## Text passage
_ _ _ _

Mark Allewell, the man behind two South African startups, Zapacab and Tourism Radio, has spoken about his latest startup. It’s called Leash and it’s a way of tagging your stuff so you never lose it again.

Leash is a low-power Bluetooth tag which you can fix to something like a handbag, which then syncs its location with your mobile phoen whenever you’re nearby. At heart, it’s a way of quickly remembering where you put stuff – simple and effective, but a bit of an indulgence. Where Leash gets interesting, however, is in its crime fighting abilities to help prevent and detect theft.

For a start, the app monitors the Bluetooth tag, and should your item start moving when it shouldn’t you’ll get a notification on your phone. Unfortunately Bluetooth Low Energy (LE) doesn’t have a very long range, making tracking the fleeing object from your phone or tablet a little bit tricky. The true magic behind Leash is its use of “the crowd”, or as they’re more commonly known, “other people”.

If you report a Leash as lost in the app, the Leash will begin communicating with other Leash tags and apps in the area, and through this you’re able to track its movements. Allewell says that this also opens up the possibility of identifying crime hotspots as areas where lots of Leash users have reported losing stuff.

_ _ _ _

## Entries supplied
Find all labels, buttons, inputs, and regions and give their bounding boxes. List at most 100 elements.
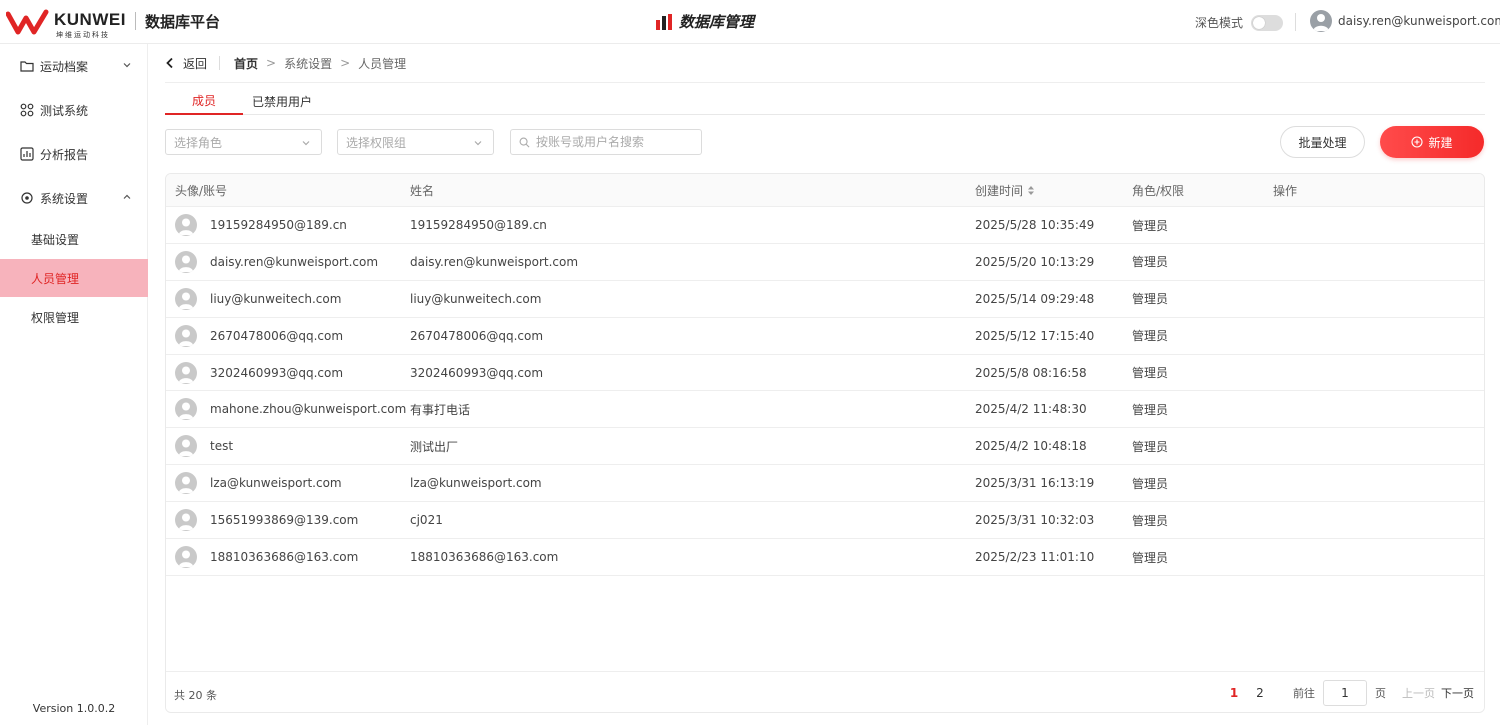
sidebar-item-analysis-report[interactable]: 分析报告 bbox=[0, 132, 148, 176]
chevron-down-icon bbox=[123, 63, 131, 68]
page-2[interactable]: 2 bbox=[1247, 686, 1273, 700]
table-row[interactable]: test 测试出厂 2025/4/2 10:48:18 管理员 bbox=[166, 428, 1484, 466]
permission-group-select[interactable]: 选择权限组 bbox=[337, 129, 494, 155]
sidebar-subitem-label: 人员管理 bbox=[31, 271, 80, 286]
members-table: 头像/账号 姓名 创建时间 角色/权限 操作 19159284950@189.c… bbox=[165, 173, 1485, 713]
sidebar-subitem-permission-management[interactable]: 权限管理 bbox=[0, 298, 148, 336]
column-header-created-label: 创建时间 bbox=[975, 184, 1024, 198]
grid-icon bbox=[20, 103, 34, 117]
user-avatar-icon bbox=[175, 250, 197, 273]
bar-chart-icon bbox=[656, 13, 672, 30]
plus-circle-icon bbox=[1411, 136, 1424, 148]
cell-account: 18810363686@163.com bbox=[210, 550, 359, 565]
new-button-label: 新建 bbox=[1428, 135, 1453, 150]
sort-icon bbox=[1028, 186, 1035, 195]
new-button[interactable]: 新建 bbox=[1380, 126, 1484, 158]
dark-mode-toggle[interactable] bbox=[1251, 14, 1284, 31]
table-row[interactable]: daisy.ren@kunweisport.com daisy.ren@kunwe… bbox=[166, 244, 1484, 281]
role-select[interactable]: 选择角色 bbox=[165, 129, 322, 155]
batch-process-button[interactable]: 批量处理 bbox=[1280, 126, 1365, 158]
cell-name: 19159284950@189.cn bbox=[410, 218, 547, 232]
brand-logo[interactable]: KUNWEI 坤维运动科技 bbox=[6, 8, 131, 39]
cell-name: 3202460993@qq.com bbox=[410, 365, 544, 380]
app-version: Version 1.0.0.2 bbox=[32, 702, 116, 715]
user-menu[interactable]: daisy.ren@kunweisport.com bbox=[1310, 10, 1500, 32]
center-title: 数据库管理 bbox=[655, 11, 754, 32]
cell-name: 18810363686@163.com bbox=[410, 550, 559, 565]
cell-account: 19159284950@189.cn bbox=[210, 218, 347, 232]
table-row[interactable]: 18810363686@163.com 18810363686@163.com 20… bbox=[166, 539, 1484, 576]
sidebar-subitem-personnel-management[interactable]: 人员管理 bbox=[0, 259, 148, 297]
table-row[interactable]: 2670478006@qq.com 2670478006@qq.com 2025/5… bbox=[166, 318, 1484, 355]
breadcrumb-current: 人员管理 bbox=[358, 56, 407, 71]
platform-title: 数据库平台 bbox=[145, 13, 221, 31]
sidebar-item-sports-archive[interactable]: 运动档案 bbox=[0, 44, 148, 88]
user-avatar-icon bbox=[1310, 10, 1332, 32]
center-title-text: 数据库管理 bbox=[679, 13, 755, 31]
page-1[interactable]: 1 bbox=[1221, 686, 1247, 700]
user-avatar-icon bbox=[175, 361, 197, 384]
goto-page-input[interactable] bbox=[1323, 680, 1367, 706]
user-avatar-icon bbox=[175, 435, 197, 458]
cell-role: 管理员 bbox=[1132, 366, 1169, 381]
cell-role: 管理员 bbox=[1132, 218, 1169, 233]
prev-page-button[interactable]: 上一页 bbox=[1402, 685, 1435, 701]
role-select-placeholder: 选择角色 bbox=[174, 135, 223, 150]
sidebar-item-test-system[interactable]: 测试系统 bbox=[0, 88, 148, 132]
table-row[interactable]: mahone.zhou@kunweisport.com 有事打电话 2025/4/2… bbox=[166, 391, 1484, 429]
logo-text: KUNWEI bbox=[54, 10, 126, 29]
cell-name: daisy.ren@kunweisport.com bbox=[410, 254, 579, 269]
tab-members[interactable]: 成员 bbox=[165, 88, 243, 115]
user-avatar-icon bbox=[175, 287, 197, 310]
back-button[interactable]: 返回 bbox=[165, 55, 219, 72]
cell-account: daisy.ren@kunweisport.com bbox=[210, 254, 379, 269]
kunwei-logo-icon bbox=[6, 9, 49, 35]
cell-role: 管理员 bbox=[1132, 292, 1169, 307]
cell-account: 15651993869@139.com bbox=[210, 513, 359, 528]
column-header-created[interactable]: 创建时间 bbox=[975, 174, 1035, 207]
cell-name: 2670478006@qq.com bbox=[410, 328, 544, 343]
cell-role: 管理员 bbox=[1132, 329, 1169, 344]
search-box bbox=[510, 129, 702, 155]
cell-account: test bbox=[210, 439, 234, 454]
chevron-up-icon bbox=[123, 194, 131, 199]
pagination: 1 2 前往 页 上一页 下一页 bbox=[1221, 680, 1474, 706]
table-row[interactable]: 15651993869@139.com cj021 2025/3/31 10:32:… bbox=[166, 502, 1484, 540]
chevron-left-icon bbox=[166, 57, 173, 69]
cell-account: liuy@kunweitech.com bbox=[210, 291, 342, 306]
next-page-button[interactable]: 下一页 bbox=[1441, 685, 1474, 701]
cell-role: 管理员 bbox=[1132, 439, 1169, 454]
sidebar-subitem-label: 基础设置 bbox=[31, 232, 80, 247]
permission-group-placeholder: 选择权限组 bbox=[346, 135, 407, 150]
sidebar-item-label: 系统设置 bbox=[40, 191, 89, 206]
dark-mode-control: 深色模式 bbox=[1195, 14, 1284, 31]
breadcrumb: 返回 首页 > 系统设置 > 人员管理 bbox=[165, 44, 1485, 83]
table-row[interactable]: liuy@kunweitech.com liuy@kunweitech.com 20… bbox=[166, 281, 1484, 318]
breadcrumb-home[interactable]: 首页 bbox=[234, 55, 258, 72]
cell-role: 管理员 bbox=[1132, 402, 1169, 417]
cell-name: 有事打电话 bbox=[410, 402, 471, 417]
sidebar-subitem-label: 权限管理 bbox=[31, 310, 80, 325]
folder-icon bbox=[20, 61, 34, 72]
breadcrumb-arrow: > bbox=[266, 56, 277, 70]
cell-account: 3202460993@qq.com bbox=[210, 365, 344, 380]
top-header: KUNWEI 坤维运动科技 数据库平台 数据库管理 深色模式 daisy.ren… bbox=[0, 0, 1500, 44]
cell-created-time: 2025/5/12 17:15:40 bbox=[975, 328, 1095, 343]
user-avatar-icon bbox=[175, 472, 197, 495]
header-separator bbox=[1295, 13, 1296, 31]
user-avatar-icon bbox=[175, 546, 197, 569]
cell-created-time: 2025/5/20 10:13:29 bbox=[975, 254, 1095, 269]
table-row[interactable]: lza@kunweisport.com lza@kunweisport.com 20… bbox=[166, 465, 1484, 503]
tab-disabled-users[interactable]: 已禁用用户 bbox=[245, 88, 319, 115]
chevron-down-icon bbox=[302, 141, 310, 146]
user-avatar-icon bbox=[175, 214, 197, 236]
chart-icon bbox=[20, 147, 34, 161]
table-row[interactable]: 3202460993@qq.com 3202460993@qq.com 2025/5… bbox=[166, 355, 1484, 392]
sidebar-subitem-basic-settings[interactable]: 基础设置 bbox=[0, 220, 148, 258]
sidebar-item-system-settings[interactable]: 系统设置 bbox=[0, 176, 148, 220]
table-row[interactable]: 19159284950@189.cn 19159284950@189.cn 2025… bbox=[166, 207, 1484, 244]
column-header-name: 姓名 bbox=[410, 184, 435, 198]
breadcrumb-system-settings[interactable]: 系统设置 bbox=[284, 55, 332, 72]
search-input[interactable] bbox=[536, 135, 686, 149]
cell-role: 管理员 bbox=[1132, 476, 1169, 491]
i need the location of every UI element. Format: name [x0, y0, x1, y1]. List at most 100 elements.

_ _ _ _

## Directive A
Repeat word for word the portion of the Leash article that begins with the words containing "Leash is a low-power" and ends with "and detect theft.".
## Directive B
According to the Leash article, which two South African startups was Mark Allewell behind before Leash?
## Directive C
Write the next part of the Leash article, starting after its final sentence.

## Expected answer A
Leash is a low-power Bluetooth tag which you can fix to something like a handbag, which then syncs its location with your mobile phoen whenever you’re nearby. At heart, it’s a way of quickly remembering where you put stuff – simple and effective, but a bit of an indulgence. Where Leash gets interesting, however, is in its crime fighting abilities to help prevent and detect theft.

## Expected answer B
Zapacab and Tourism Radio.

## Expected answer C
This opens up some privacy implications, of course, and the possibility that someone could get your location data out of the Leash servers but Allewell says that the company is working hard to anonymise data as it comes to them.

“Data will be synced with [our] server if a certain action happens,” he says, “For example, 17 users in Kloof Street report tags as missing. We aim to set up certain criteria within the app, for example ‘warn me if I’m in a high theft area’.

“There is still something thinking about the actual use of the data, as there are a few ways of adding value to the user. The data is however anonymous, so we cant drill down into actual personal data.”

In the coming weeks 1 000 Leash tags will be tested by the public in a closed beta. Should feedback be favourable, Allewell hopes to release as many as 15 000 more Leash tags.